== Written request ==
Give the number of lines in the listing that hold the word "gazdasági". Write nothing but that number.
# # # # #
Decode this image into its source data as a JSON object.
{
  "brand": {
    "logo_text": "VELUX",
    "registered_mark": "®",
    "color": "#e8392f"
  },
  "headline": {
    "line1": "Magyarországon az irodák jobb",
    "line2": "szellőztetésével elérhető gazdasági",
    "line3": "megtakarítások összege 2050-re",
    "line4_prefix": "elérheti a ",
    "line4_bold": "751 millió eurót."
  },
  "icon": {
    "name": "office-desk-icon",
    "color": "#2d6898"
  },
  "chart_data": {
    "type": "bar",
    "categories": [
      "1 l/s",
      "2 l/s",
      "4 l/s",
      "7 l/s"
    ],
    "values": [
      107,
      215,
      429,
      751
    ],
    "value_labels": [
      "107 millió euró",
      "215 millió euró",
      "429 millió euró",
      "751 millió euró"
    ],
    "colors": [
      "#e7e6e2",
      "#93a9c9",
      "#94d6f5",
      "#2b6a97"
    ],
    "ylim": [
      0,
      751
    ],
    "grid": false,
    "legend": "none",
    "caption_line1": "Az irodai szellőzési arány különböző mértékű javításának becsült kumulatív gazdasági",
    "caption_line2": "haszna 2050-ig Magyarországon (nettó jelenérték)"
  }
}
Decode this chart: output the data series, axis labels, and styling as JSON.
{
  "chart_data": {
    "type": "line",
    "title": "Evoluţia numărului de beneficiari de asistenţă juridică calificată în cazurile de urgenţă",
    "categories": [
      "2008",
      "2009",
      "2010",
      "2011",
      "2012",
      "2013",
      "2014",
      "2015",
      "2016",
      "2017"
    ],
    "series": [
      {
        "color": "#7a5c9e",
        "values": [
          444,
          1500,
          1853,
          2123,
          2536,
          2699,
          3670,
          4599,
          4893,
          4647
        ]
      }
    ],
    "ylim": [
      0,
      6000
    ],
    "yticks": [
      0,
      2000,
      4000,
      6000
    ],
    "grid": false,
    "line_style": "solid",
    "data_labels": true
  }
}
# # # # #
== Written response ==
2